(Dataset listings of figures)

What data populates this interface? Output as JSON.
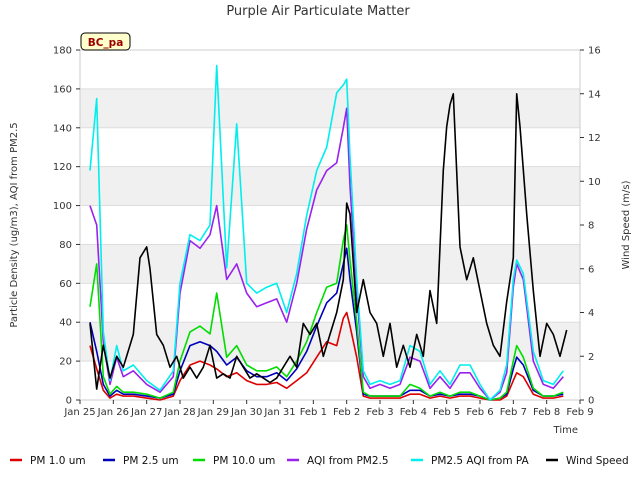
{
  "chart_data": {
    "type": "line",
    "title": "Purple Air Particulate Matter",
    "xlabel": "Time",
    "ylabel": "Particle Density (ug/m3), AQI from PM2.5",
    "y2label": "Wind Speed (m/s)",
    "site_badge": "BC_pa",
    "ylim": [
      0,
      180
    ],
    "y2lim": [
      0,
      16
    ],
    "xlim": [
      0,
      15
    ],
    "yticks": [
      0,
      20,
      40,
      60,
      80,
      100,
      120,
      140,
      160,
      180
    ],
    "y2ticks": [
      0,
      2,
      4,
      6,
      8,
      10,
      12,
      14,
      16
    ],
    "xticks": [
      {
        "x": 0,
        "label": "Jan 25"
      },
      {
        "x": 1,
        "label": "Jan 26"
      },
      {
        "x": 2,
        "label": "Jan 27"
      },
      {
        "x": 3,
        "label": "Jan 28"
      },
      {
        "x": 4,
        "label": "Jan 29"
      },
      {
        "x": 5,
        "label": "Jan 30"
      },
      {
        "x": 6,
        "label": "Jan 31"
      },
      {
        "x": 7,
        "label": "Feb 1"
      },
      {
        "x": 8,
        "label": "Feb 2"
      },
      {
        "x": 9,
        "label": "Feb 3"
      },
      {
        "x": 10,
        "label": "Feb 4"
      },
      {
        "x": 11,
        "label": "Feb 5"
      },
      {
        "x": 12,
        "label": "Feb 6"
      },
      {
        "x": 13,
        "label": "Feb 7"
      },
      {
        "x": 14,
        "label": "Feb 8"
      },
      {
        "x": 15,
        "label": "Feb 9"
      }
    ],
    "grid": true,
    "legend_position": "bottom",
    "series": [
      {
        "name": "PM 1.0 um",
        "color": "#dd0000",
        "axis": "left",
        "x": [
          0.3,
          0.5,
          0.7,
          0.9,
          1.1,
          1.3,
          1.6,
          2.0,
          2.4,
          2.8,
          3.0,
          3.3,
          3.6,
          3.9,
          4.1,
          4.4,
          4.7,
          5.0,
          5.3,
          5.6,
          5.9,
          6.2,
          6.5,
          6.8,
          7.1,
          7.4,
          7.7,
          7.9,
          8.0,
          8.1,
          8.3,
          8.5,
          8.7,
          9.0,
          9.3,
          9.6,
          9.9,
          10.2,
          10.5,
          10.8,
          11.1,
          11.4,
          11.7,
          12.0,
          12.3,
          12.6,
          12.8,
          13.0,
          13.1,
          13.3,
          13.6,
          13.9,
          14.2,
          14.5
        ],
        "values": [
          28,
          16,
          5,
          1,
          3,
          2,
          2,
          1,
          0,
          2,
          10,
          18,
          20,
          18,
          16,
          12,
          14,
          10,
          8,
          8,
          9,
          6,
          10,
          14,
          22,
          30,
          28,
          42,
          45,
          38,
          22,
          2,
          1,
          1,
          1,
          1,
          3,
          3,
          1,
          2,
          1,
          2,
          2,
          1,
          0,
          0,
          2,
          10,
          14,
          12,
          3,
          1,
          1,
          2
        ]
      },
      {
        "name": "PM 2.5 um",
        "color": "#0000bb",
        "axis": "left",
        "x": [
          0.3,
          0.5,
          0.7,
          0.9,
          1.1,
          1.3,
          1.6,
          2.0,
          2.4,
          2.8,
          3.0,
          3.3,
          3.6,
          3.9,
          4.1,
          4.4,
          4.7,
          5.0,
          5.3,
          5.6,
          5.9,
          6.2,
          6.5,
          6.8,
          7.1,
          7.4,
          7.7,
          7.9,
          8.0,
          8.1,
          8.3,
          8.5,
          8.7,
          9.0,
          9.3,
          9.6,
          9.9,
          10.2,
          10.5,
          10.8,
          11.1,
          11.4,
          11.7,
          12.0,
          12.3,
          12.6,
          12.8,
          13.0,
          13.1,
          13.3,
          13.6,
          13.9,
          14.2,
          14.5
        ],
        "values": [
          40,
          25,
          8,
          2,
          5,
          3,
          3,
          2,
          1,
          3,
          15,
          28,
          30,
          28,
          25,
          18,
          22,
          15,
          12,
          12,
          14,
          10,
          16,
          25,
          38,
          50,
          55,
          70,
          78,
          62,
          35,
          3,
          2,
          2,
          2,
          2,
          5,
          5,
          2,
          3,
          2,
          3,
          3,
          2,
          0,
          1,
          3,
          16,
          22,
          18,
          5,
          2,
          2,
          3
        ]
      },
      {
        "name": "PM 10.0 um",
        "color": "#00dd00",
        "axis": "left",
        "x": [
          0.3,
          0.5,
          0.7,
          0.9,
          1.1,
          1.3,
          1.6,
          2.0,
          2.4,
          2.8,
          3.0,
          3.3,
          3.6,
          3.9,
          4.1,
          4.4,
          4.7,
          5.0,
          5.3,
          5.6,
          5.9,
          6.2,
          6.5,
          6.8,
          7.1,
          7.4,
          7.7,
          7.9,
          8.0,
          8.1,
          8.3,
          8.5,
          8.7,
          9.0,
          9.3,
          9.6,
          9.9,
          10.2,
          10.5,
          10.8,
          11.1,
          11.4,
          11.7,
          12.0,
          12.3,
          12.6,
          12.8,
          13.0,
          13.1,
          13.3,
          13.6,
          13.9,
          14.2,
          14.5
        ],
        "values": [
          48,
          70,
          12,
          3,
          7,
          4,
          4,
          3,
          1,
          4,
          20,
          35,
          38,
          34,
          55,
          22,
          28,
          18,
          15,
          15,
          17,
          12,
          20,
          30,
          45,
          58,
          60,
          82,
          90,
          72,
          40,
          4,
          2,
          2,
          2,
          2,
          8,
          6,
          2,
          4,
          2,
          4,
          4,
          2,
          0,
          1,
          4,
          20,
          28,
          22,
          6,
          2,
          2,
          4
        ]
      },
      {
        "name": "AQI from PM2.5",
        "color": "#9922ee",
        "axis": "left",
        "x": [
          0.3,
          0.5,
          0.7,
          0.9,
          1.1,
          1.3,
          1.6,
          2.0,
          2.4,
          2.8,
          3.0,
          3.3,
          3.6,
          3.9,
          4.1,
          4.4,
          4.7,
          5.0,
          5.3,
          5.6,
          5.9,
          6.2,
          6.5,
          6.8,
          7.1,
          7.4,
          7.7,
          7.9,
          8.0,
          8.1,
          8.3,
          8.5,
          8.7,
          9.0,
          9.3,
          9.6,
          9.9,
          10.2,
          10.5,
          10.8,
          11.1,
          11.4,
          11.7,
          12.0,
          12.3,
          12.6,
          12.8,
          13.0,
          13.1,
          13.3,
          13.6,
          13.9,
          14.2,
          14.5
        ],
        "values": [
          100,
          90,
          30,
          8,
          22,
          12,
          15,
          8,
          4,
          12,
          55,
          82,
          78,
          85,
          100,
          62,
          70,
          55,
          48,
          50,
          52,
          40,
          60,
          88,
          108,
          118,
          122,
          140,
          150,
          110,
          55,
          12,
          6,
          8,
          6,
          8,
          22,
          20,
          6,
          12,
          6,
          14,
          14,
          6,
          0,
          4,
          14,
          58,
          70,
          62,
          20,
          8,
          6,
          12
        ]
      },
      {
        "name": "PM2.5 AQI from PA",
        "color": "#00eeee",
        "axis": "left",
        "x": [
          0.3,
          0.5,
          0.7,
          0.9,
          1.1,
          1.3,
          1.6,
          2.0,
          2.4,
          2.8,
          3.0,
          3.3,
          3.6,
          3.9,
          4.1,
          4.4,
          4.7,
          5.0,
          5.3,
          5.6,
          5.9,
          6.2,
          6.5,
          6.8,
          7.1,
          7.4,
          7.7,
          7.9,
          8.0,
          8.1,
          8.3,
          8.5,
          8.7,
          9.0,
          9.3,
          9.6,
          9.9,
          10.2,
          10.5,
          10.8,
          11.1,
          11.4,
          11.7,
          12.0,
          12.3,
          12.6,
          12.8,
          13.0,
          13.1,
          13.3,
          13.6,
          13.9,
          14.2,
          14.5
        ],
        "values": [
          118,
          155,
          35,
          10,
          28,
          15,
          18,
          10,
          5,
          15,
          60,
          85,
          82,
          90,
          172,
          68,
          142,
          60,
          55,
          58,
          60,
          45,
          65,
          95,
          118,
          130,
          158,
          162,
          165,
          125,
          62,
          15,
          8,
          10,
          8,
          10,
          28,
          25,
          8,
          15,
          8,
          18,
          18,
          8,
          0,
          5,
          18,
          62,
          72,
          65,
          25,
          10,
          8,
          15
        ]
      },
      {
        "name": "Wind Speed",
        "color": "#000000",
        "axis": "right",
        "x": [
          0.3,
          0.5,
          0.7,
          0.9,
          1.1,
          1.3,
          1.6,
          1.8,
          2.0,
          2.1,
          2.3,
          2.5,
          2.7,
          2.9,
          3.1,
          3.3,
          3.5,
          3.7,
          3.9,
          4.1,
          4.3,
          4.5,
          4.7,
          4.9,
          5.1,
          5.3,
          5.5,
          5.7,
          5.9,
          6.1,
          6.3,
          6.5,
          6.7,
          6.9,
          7.1,
          7.3,
          7.5,
          7.7,
          7.9,
          8.0,
          8.1,
          8.3,
          8.5,
          8.7,
          8.9,
          9.1,
          9.3,
          9.5,
          9.7,
          9.9,
          10.1,
          10.3,
          10.5,
          10.7,
          10.9,
          11.0,
          11.1,
          11.2,
          11.4,
          11.6,
          11.8,
          12.0,
          12.2,
          12.4,
          12.6,
          12.8,
          13.0,
          13.1,
          13.2,
          13.4,
          13.6,
          13.8,
          14.0,
          14.2,
          14.4,
          14.6
        ],
        "values": [
          3.5,
          0.5,
          2.5,
          1.0,
          2.0,
          1.5,
          3.0,
          6.5,
          7.0,
          6.0,
          3.0,
          2.5,
          1.5,
          2.0,
          1.0,
          1.5,
          1.0,
          1.5,
          2.5,
          1.0,
          1.2,
          1.0,
          2.0,
          1.5,
          1.0,
          1.2,
          1.0,
          0.8,
          1.0,
          1.5,
          2.0,
          1.5,
          3.5,
          3.0,
          3.5,
          2.0,
          3.0,
          4.0,
          5.5,
          9.0,
          8.5,
          4.0,
          5.5,
          4.0,
          3.5,
          2.0,
          3.5,
          1.5,
          2.5,
          1.5,
          3.0,
          2.0,
          5.0,
          3.5,
          10.5,
          12.5,
          13.5,
          14.0,
          7.0,
          5.5,
          6.5,
          5.0,
          3.5,
          2.5,
          2.0,
          4.5,
          6.5,
          14.0,
          12.5,
          8.5,
          5.0,
          2.0,
          3.5,
          3.0,
          2.0,
          3.2
        ]
      }
    ]
  }
}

■ **Work instructions**
From the data, collect all lines where the string "color" appears.

■ **Full solution**
        "color": "#dd0000",
        "color": "#0000bb",
        "color": "#00dd00",
        "color": "#9922ee",
        "color": "#00eeee",
        "color": "#000000",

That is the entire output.